:: LISTING ::

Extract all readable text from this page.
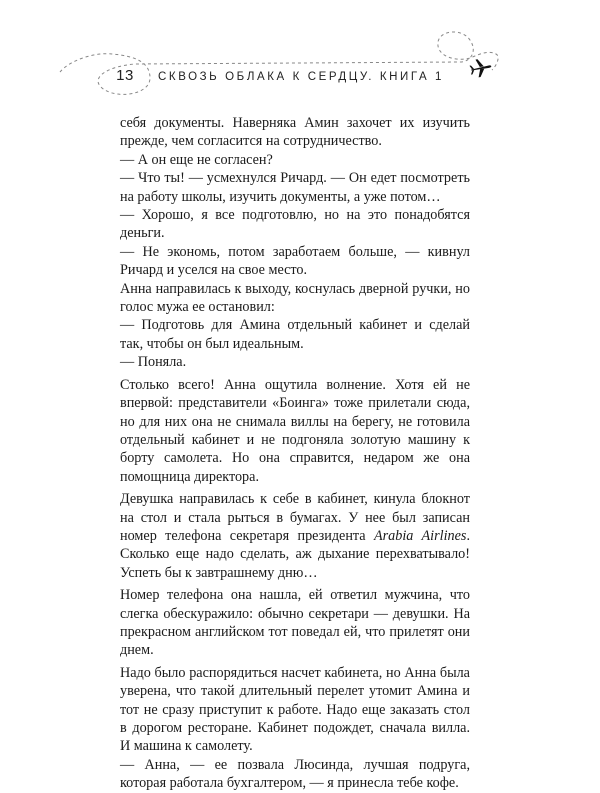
13	СКВОЗЬ ОБЛАКА К СЕРДЦУ. КНИГА 1

себя документы. Наверняка Амин захочет их изучить прежде, чем согласится на сотрудничество.

— А он еще не согласен?

— Что ты! — усмехнулся Ричард. — Он едет посмотреть на работу школы, изучить документы, а уже потом…

— Хорошо, я все подготовлю, но на это понадобятся деньги.

— Не экономь, потом заработаем больше, — кивнул Ричард и уселся на свое место.

Анна направилась к выходу, коснулась дверной ручки, но голос мужа ее остановил:

— Подготовь для Амина отдельный кабинет и сделай так, чтобы он был идеальным.

— Поняла.

Столько всего! Анна ощутила волнение. Хотя ей не впервой: представители «Боинга» тоже прилетали сюда, но для них она не снимала виллы на берегу, не готовила отдельный кабинет и не подгоняла золотую машину к борту самолета. Но она справится, недаром же она помощница директора.

Девушка направилась к себе в кабинет, кинула блокнот на стол и стала рыться в бумагах. У нее был записан номер телефона секретаря президента Arabia Airlines. Сколько еще надо сделать, аж дыхание перехватывало! Успеть бы к завтрашнему дню…

Номер телефона она нашла, ей ответил мужчина, что слегка обескуражило: обычно секретари — девушки. На прекрасном английском тот поведал ей, что прилетят они днем.

Надо было распорядиться насчет кабинета, но Анна была уверена, что такой длительный перелет утомит Амина и тот не сразу приступит к работе. Надо еще заказать стол в дорогом ресторане. Кабинет подождет, сначала вилла. И машина к самолету.

— Анна, — ее позвала Люсинда, лучшая подруга, которая работала бухгалтером, — я принесла тебе кофе.
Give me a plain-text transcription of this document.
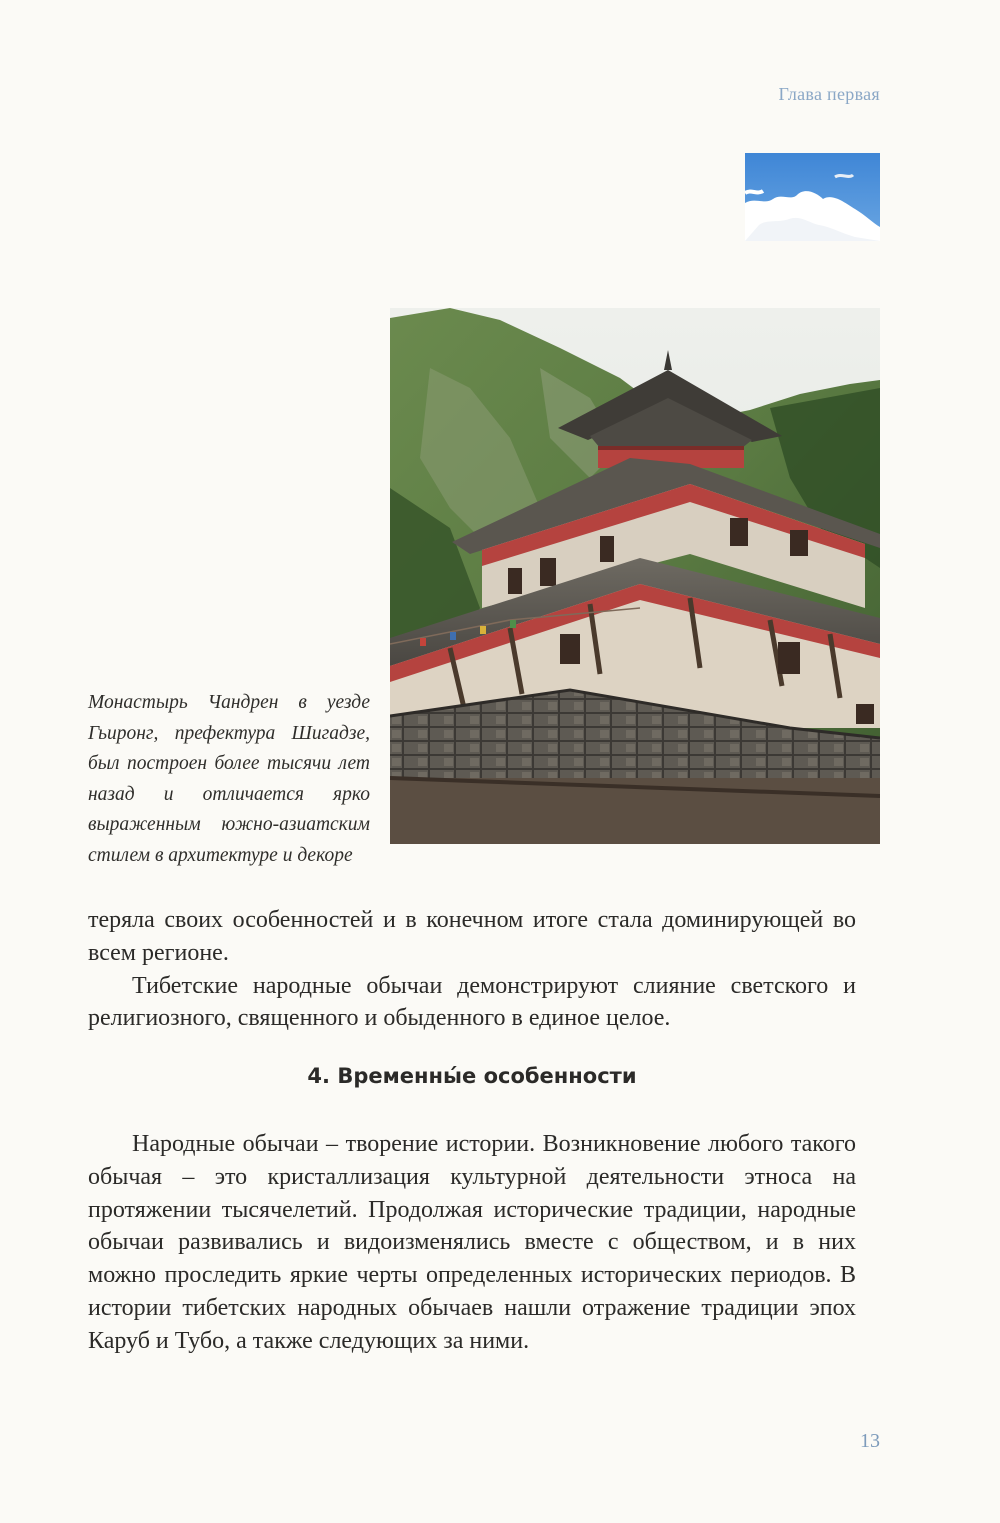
Глава первая
Монастырь Чандрен в уезде Гьиронг, префектура Шигадзе, был построен более тысячи лет назад и отличается ярко выраженным южно-азиатским стилем в архитектуре и декоре

теряла своих особенностей и в конечном итоге стала доминирующей во всем регионе.

Тибетские народные обычаи демонстрируют слияние светского и религиозного, священного и обыденного в единое целое.

4. Временны́е особенности

Народные обычаи – творение истории. Возникновение любого такого обычая – это кристаллизация культурной деятельности этноса на протяжении тысячелетий. Продолжая исторические традиции, народные обычаи развивались и видоизменялись вместе с обществом, и в них можно проследить яркие черты определенных исторических периодов. В истории тибетских народных обычаев нашли отражение традиции эпох Каруб и Тубо, а также следующих за ними.

13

:::

» AIM: Copy out every line from the data above that has "потом" in it.

» FINAL RESULT:
— Что ты! — усмехнулся Ричард. — Он едет посмотреть на работу школы, изучить документы, а уже потом…
— Не экономь, потом заработаем больше, — кивнул Ричард и уселся на свое место.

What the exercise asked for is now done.